De la amnistía, en cambio, no hizo chiste alguno, pese a que sus fieles parroquianos la esperábamos ansiosos.
Y es que Pedro es tan gracioso, tan ocurrente y tan chistoso que se entiende mal que medio país lo califique con términos tan poco acordes con el humor, tales como psicópata, pistolero, Maquiavelo, felón, falso, traidor, embustero y otros tantos por el estilo. Incluso los hay -extremistas de lo peor- que señalan barbaridades como que el pueblo acabará por colgarlo por los pies -como a Mussolini en la Plaza de Loreto de Milán-, cuando, en realidad, media España quisiera verlo colgado, pero de otras partes, siquiera de forma metafórica y, por supuesto, humorística y de superbuenrollo.

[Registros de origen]
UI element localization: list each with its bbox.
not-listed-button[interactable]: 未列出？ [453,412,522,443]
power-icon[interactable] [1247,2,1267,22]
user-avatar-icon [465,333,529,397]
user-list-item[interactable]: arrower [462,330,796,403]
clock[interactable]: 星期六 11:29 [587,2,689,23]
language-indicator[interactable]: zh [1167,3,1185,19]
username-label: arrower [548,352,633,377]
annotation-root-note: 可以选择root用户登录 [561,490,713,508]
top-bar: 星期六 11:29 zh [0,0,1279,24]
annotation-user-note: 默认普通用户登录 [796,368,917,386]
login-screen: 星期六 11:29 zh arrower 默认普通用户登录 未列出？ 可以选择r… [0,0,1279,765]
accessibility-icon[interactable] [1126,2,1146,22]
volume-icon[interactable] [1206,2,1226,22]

--

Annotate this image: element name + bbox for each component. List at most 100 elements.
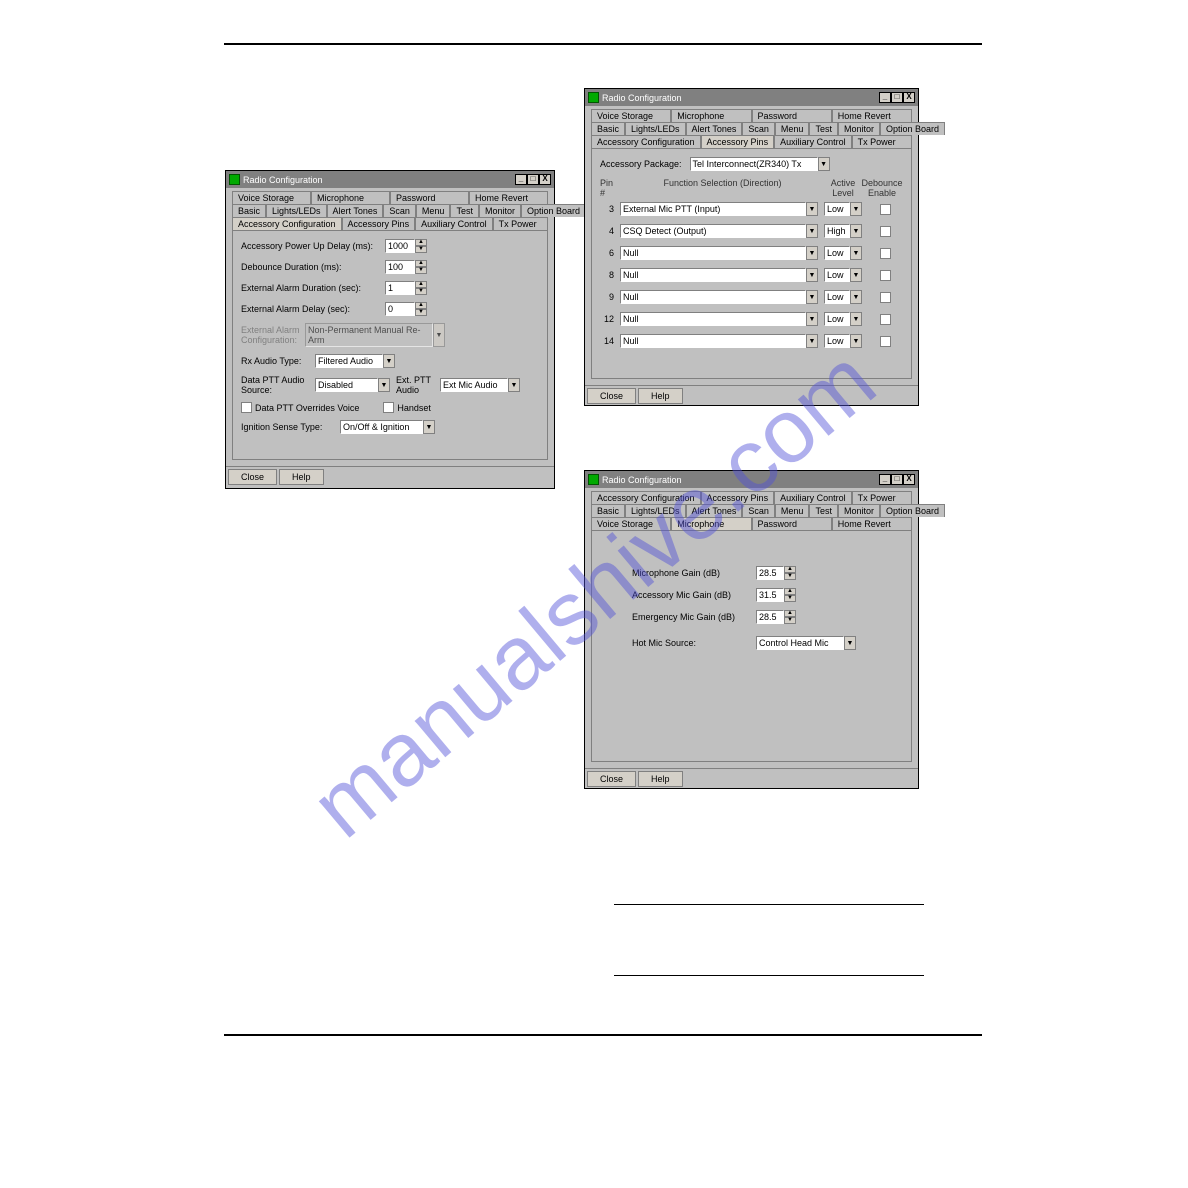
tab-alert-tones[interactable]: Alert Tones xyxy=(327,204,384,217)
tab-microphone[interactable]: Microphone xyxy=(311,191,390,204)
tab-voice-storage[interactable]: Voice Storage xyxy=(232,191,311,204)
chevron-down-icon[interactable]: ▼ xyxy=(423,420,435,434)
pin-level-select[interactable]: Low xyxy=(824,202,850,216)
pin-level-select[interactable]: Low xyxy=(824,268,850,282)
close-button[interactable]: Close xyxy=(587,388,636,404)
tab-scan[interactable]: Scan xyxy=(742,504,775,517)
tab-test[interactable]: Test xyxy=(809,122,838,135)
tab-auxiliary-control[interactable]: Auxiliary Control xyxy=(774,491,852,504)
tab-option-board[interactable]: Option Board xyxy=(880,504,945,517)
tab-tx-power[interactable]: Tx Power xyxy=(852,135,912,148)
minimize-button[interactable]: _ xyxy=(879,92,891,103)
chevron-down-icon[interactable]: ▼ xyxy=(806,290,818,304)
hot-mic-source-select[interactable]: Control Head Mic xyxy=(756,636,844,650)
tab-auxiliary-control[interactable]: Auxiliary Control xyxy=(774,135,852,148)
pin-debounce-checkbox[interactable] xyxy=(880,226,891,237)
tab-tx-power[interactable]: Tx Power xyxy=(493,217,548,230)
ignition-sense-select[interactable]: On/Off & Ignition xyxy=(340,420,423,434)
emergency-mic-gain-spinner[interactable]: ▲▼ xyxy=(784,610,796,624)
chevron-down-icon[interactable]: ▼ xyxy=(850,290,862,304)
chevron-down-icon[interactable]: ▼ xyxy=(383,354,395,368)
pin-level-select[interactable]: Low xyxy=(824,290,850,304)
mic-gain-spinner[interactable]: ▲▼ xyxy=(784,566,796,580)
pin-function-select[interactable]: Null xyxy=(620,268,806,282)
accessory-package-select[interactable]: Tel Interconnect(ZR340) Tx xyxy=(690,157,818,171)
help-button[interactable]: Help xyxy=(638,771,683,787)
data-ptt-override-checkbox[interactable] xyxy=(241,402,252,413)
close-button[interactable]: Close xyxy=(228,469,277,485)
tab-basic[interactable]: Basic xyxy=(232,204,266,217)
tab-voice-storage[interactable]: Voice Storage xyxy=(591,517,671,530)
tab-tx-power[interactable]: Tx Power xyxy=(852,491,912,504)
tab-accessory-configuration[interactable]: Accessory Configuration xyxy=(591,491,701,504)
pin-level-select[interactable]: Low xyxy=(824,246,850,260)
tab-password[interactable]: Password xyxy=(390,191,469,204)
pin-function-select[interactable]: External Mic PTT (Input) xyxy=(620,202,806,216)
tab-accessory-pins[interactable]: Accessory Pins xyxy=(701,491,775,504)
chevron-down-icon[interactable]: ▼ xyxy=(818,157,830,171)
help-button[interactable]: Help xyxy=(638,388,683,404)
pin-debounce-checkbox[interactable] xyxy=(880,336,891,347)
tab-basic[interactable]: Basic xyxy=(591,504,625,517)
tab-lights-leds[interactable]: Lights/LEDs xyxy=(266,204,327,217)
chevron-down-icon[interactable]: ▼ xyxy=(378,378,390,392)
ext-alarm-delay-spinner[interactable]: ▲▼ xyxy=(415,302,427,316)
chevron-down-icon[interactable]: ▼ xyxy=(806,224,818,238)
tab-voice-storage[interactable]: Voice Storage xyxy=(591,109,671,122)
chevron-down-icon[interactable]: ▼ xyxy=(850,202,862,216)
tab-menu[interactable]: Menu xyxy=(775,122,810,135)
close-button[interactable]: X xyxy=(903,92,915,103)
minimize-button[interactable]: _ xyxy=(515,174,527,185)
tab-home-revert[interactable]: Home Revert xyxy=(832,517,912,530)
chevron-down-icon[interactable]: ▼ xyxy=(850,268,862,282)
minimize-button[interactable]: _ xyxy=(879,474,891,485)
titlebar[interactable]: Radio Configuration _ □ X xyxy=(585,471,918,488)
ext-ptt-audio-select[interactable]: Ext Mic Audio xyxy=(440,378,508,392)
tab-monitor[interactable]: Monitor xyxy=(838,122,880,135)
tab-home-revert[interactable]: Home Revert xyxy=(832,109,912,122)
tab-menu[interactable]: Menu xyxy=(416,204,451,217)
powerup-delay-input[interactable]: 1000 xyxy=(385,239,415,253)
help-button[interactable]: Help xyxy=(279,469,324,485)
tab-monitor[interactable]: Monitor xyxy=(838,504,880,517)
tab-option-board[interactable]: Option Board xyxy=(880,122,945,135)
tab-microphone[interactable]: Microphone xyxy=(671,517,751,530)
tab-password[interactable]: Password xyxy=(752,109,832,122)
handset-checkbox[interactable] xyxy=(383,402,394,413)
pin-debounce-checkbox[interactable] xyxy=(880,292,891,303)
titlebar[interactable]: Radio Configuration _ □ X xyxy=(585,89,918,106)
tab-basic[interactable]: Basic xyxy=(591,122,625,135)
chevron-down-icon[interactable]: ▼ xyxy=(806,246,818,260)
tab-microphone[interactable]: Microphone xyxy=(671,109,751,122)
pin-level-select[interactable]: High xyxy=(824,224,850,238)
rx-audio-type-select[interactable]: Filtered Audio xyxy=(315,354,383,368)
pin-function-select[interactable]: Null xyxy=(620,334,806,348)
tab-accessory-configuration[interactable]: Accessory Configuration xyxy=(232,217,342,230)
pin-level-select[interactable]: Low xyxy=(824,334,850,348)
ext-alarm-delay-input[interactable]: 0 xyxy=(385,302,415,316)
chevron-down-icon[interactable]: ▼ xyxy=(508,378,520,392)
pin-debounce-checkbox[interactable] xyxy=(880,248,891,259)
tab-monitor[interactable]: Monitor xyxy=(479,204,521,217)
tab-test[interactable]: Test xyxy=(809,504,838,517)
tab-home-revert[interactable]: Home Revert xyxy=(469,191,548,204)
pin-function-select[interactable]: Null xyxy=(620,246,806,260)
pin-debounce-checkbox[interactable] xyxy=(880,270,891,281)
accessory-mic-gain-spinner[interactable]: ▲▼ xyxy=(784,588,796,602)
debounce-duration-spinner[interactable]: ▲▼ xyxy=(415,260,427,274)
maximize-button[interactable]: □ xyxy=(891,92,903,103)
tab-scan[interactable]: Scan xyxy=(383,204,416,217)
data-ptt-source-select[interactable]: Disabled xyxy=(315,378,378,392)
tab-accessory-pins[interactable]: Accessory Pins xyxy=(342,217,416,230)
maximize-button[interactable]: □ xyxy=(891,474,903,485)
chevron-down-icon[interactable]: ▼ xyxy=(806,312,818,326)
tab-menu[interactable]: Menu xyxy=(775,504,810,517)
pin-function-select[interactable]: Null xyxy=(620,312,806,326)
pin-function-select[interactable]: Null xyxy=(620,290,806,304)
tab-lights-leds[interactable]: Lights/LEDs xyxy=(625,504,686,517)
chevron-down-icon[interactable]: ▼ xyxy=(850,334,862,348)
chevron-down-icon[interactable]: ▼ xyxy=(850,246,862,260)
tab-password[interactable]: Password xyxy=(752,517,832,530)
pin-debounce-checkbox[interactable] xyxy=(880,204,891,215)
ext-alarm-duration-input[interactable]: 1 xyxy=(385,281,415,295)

**CONSIGNAS DE TRABAJO**
A. Reproduce sin cambios el tramo de los registros que va desde la línea que contiene "UI element localization: list" hasta la línea que contiene "volume-icon[interactable] [1206,2,1226,22]", ambas incluidas.
B. Prosigue el texto sobre el humor de Pedro y la amnistía a partir del punto en que se interrumpe.

**RESPUESTAS POR CONSIGNA**
A.
UI element localization: list each with its bbox.
not-listed-button[interactable]: 未列出？ [453,412,522,443]
power-icon[interactable] [1247,2,1267,22]
user-avatar-icon [465,333,529,397]
user-list-item[interactable]: arrower [462,330,796,403]
clock[interactable]: 星期六 11:29 [587,2,689,23]
language-indicator[interactable]: zh [1167,3,1185,19]
username-label: arrower [548,352,633,377]
annotation-root-note: 可以选择root用户登录 [561,490,713,508]
top-bar: 星期六 11:29 zh [0,0,1279,24]
annotation-user-note: 默认普通用户登录 [796,368,917,386]
login-screen: 星期六 11:29 zh arrower 默认普通用户登录 未列出？ 可以选择r… [0,0,1279,765]
accessibility-icon[interactable] [1126,2,1146,22]
volume-icon[interactable] [1206,2,1226,22]

B.
Pedro se ríe mucho y a gusto, principalmente de sus votantes socialistas, a quienes trae locos con tanto cambio de opinión por el bien de la pacificación, la concordia y la hermandad de los pueblos. En cambio, de los infelices que hemos conservado un grado de dignidad suficiente como para no dar apoyo a nuestro cómico presidente, de nosotros no se ríe mucho, aunque lo intente.
El sentido del humor es un signo de inteligencia, sin duda. Ocurre, sin embargo, que de lo primero que se ríe alguien que no está interpretando un papel es de sí mismo. A mí, en particular, me pasa muy a menudo que me desternillo de las memeces que hago, especialmente jugando al pádel. Incluso me falto al respeto con descaro.
En cambio, Pedro no. Él está por encima del populacho. Quien se considera ungido con el don de reírse de los demás y mantenerse a salvo de las burlas ajenas es porque, o bien padece algún grave trastorno de la percepción o de la personalidad, o bien pretende camuflar con fuegos de artificio y carcajadas aquello que tiene bien poco de gracioso.